Task prompt:
Examine each line of the data. Copy those that contain the string "Reaper".

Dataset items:
○ ○ ○ ○
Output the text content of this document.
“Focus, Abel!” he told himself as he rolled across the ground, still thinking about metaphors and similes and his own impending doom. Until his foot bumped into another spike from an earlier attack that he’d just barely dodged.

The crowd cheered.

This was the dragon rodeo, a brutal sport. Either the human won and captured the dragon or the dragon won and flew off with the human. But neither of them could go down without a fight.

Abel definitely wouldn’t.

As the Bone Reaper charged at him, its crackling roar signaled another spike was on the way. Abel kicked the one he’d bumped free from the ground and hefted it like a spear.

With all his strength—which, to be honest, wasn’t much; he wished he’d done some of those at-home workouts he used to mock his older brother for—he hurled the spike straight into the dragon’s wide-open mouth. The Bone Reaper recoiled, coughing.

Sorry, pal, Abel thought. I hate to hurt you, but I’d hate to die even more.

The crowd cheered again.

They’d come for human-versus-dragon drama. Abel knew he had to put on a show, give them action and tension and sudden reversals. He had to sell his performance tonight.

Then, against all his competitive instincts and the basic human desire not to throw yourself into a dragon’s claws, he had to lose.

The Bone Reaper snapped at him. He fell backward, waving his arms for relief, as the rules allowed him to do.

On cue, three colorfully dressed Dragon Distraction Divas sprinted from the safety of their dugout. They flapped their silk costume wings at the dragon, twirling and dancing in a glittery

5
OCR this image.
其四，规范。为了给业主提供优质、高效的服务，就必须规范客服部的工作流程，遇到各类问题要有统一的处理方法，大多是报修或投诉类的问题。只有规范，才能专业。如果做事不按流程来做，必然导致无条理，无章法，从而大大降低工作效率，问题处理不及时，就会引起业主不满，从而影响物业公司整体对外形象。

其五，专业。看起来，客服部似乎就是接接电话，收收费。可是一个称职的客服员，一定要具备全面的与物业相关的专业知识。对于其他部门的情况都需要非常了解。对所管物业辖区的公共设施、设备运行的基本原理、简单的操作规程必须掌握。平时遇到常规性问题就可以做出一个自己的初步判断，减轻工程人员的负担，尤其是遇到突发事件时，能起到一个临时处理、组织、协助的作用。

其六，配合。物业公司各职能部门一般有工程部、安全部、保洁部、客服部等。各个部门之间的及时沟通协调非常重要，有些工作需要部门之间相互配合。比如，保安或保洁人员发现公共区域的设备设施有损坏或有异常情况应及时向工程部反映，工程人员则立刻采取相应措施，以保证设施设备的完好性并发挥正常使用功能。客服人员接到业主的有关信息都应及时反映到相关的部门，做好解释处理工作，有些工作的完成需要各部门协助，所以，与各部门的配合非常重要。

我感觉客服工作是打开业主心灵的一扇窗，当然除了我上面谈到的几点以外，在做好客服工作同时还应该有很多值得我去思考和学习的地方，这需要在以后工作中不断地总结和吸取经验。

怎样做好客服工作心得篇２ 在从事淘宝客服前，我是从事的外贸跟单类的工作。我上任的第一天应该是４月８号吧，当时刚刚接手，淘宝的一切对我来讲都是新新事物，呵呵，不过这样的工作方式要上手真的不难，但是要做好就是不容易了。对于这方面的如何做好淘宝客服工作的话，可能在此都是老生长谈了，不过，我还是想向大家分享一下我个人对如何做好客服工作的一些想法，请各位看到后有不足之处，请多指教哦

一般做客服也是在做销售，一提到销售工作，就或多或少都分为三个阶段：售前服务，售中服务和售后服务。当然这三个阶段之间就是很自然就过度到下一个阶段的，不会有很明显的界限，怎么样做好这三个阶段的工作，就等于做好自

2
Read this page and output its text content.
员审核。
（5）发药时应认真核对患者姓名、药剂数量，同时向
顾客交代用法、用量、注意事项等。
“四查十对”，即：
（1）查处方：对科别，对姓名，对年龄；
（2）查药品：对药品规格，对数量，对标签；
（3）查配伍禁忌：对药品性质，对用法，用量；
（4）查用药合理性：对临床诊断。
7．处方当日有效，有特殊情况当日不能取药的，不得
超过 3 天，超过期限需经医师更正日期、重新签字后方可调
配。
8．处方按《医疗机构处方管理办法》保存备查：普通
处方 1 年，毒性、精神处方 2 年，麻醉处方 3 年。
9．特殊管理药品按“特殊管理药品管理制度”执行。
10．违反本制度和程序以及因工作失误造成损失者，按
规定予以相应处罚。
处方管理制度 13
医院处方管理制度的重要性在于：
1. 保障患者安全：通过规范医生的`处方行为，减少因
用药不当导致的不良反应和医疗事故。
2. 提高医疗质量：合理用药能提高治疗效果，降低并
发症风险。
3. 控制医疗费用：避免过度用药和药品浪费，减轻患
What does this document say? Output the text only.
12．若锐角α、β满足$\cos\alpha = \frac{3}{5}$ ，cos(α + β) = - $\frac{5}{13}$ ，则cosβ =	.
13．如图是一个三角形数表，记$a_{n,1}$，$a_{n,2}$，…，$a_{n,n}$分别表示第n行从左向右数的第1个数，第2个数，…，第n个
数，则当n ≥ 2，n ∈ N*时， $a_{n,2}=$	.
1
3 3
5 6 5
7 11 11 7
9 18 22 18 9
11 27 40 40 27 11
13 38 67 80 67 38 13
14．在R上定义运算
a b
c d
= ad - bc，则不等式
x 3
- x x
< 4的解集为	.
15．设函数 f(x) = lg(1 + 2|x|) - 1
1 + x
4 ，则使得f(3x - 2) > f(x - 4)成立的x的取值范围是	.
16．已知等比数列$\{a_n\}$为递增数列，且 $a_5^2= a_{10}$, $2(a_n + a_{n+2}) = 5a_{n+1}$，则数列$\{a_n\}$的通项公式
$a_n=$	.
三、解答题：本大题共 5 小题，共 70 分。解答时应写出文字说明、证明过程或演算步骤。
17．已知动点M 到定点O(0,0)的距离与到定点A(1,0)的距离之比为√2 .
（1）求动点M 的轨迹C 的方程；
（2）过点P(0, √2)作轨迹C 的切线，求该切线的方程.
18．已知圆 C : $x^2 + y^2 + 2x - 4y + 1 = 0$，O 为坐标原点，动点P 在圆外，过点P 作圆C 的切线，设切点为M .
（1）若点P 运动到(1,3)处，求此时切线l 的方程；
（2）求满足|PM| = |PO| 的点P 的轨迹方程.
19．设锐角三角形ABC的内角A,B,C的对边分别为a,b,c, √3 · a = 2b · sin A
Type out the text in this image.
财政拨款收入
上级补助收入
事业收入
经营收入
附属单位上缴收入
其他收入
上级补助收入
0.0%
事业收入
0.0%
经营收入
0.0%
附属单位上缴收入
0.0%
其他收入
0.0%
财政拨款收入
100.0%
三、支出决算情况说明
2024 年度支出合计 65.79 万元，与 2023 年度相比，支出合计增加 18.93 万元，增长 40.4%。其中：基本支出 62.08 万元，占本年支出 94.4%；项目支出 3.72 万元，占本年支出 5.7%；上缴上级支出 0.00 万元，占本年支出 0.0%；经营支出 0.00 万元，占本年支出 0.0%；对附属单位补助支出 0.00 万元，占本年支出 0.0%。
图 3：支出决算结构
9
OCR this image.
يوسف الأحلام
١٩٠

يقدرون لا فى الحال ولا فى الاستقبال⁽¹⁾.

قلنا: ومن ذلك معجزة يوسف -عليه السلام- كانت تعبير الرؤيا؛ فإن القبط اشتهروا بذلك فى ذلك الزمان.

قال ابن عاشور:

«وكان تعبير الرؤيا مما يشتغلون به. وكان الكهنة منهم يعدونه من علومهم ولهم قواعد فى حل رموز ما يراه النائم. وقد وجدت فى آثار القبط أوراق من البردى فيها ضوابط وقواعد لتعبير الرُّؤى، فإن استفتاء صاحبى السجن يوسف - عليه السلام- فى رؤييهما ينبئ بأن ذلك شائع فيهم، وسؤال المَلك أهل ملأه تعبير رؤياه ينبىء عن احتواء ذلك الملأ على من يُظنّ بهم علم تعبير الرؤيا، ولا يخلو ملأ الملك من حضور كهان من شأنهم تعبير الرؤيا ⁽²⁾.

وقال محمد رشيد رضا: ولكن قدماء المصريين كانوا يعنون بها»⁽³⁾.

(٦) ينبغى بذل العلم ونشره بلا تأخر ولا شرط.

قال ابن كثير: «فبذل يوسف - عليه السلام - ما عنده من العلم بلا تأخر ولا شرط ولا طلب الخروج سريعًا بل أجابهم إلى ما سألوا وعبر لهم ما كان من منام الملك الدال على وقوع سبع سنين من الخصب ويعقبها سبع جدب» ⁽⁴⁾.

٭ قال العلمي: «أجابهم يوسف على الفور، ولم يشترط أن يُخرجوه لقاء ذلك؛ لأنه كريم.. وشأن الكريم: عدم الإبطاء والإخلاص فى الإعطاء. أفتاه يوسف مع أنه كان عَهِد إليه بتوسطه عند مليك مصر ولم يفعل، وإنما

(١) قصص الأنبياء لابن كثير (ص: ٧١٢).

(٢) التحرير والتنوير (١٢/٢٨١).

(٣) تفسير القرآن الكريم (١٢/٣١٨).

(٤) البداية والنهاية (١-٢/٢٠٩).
○ ○ ○ ○
Written response:
As the Bone Reaper charged at him, its crackling roar signaled another spike was on the way. Abel kicked the one he’d bumped free from the ground and hefted it like a spear.
With all his strength—which, to be honest, wasn’t much; he wished he’d done some of those at-home workouts he used to mock his older brother for—he hurled the spike straight into the dragon’s wide-open mouth. The Bone Reaper recoiled, coughing.
The Bone Reaper snapped at him. He fell backward, waving his arms for relief, as the rules allowed him to do.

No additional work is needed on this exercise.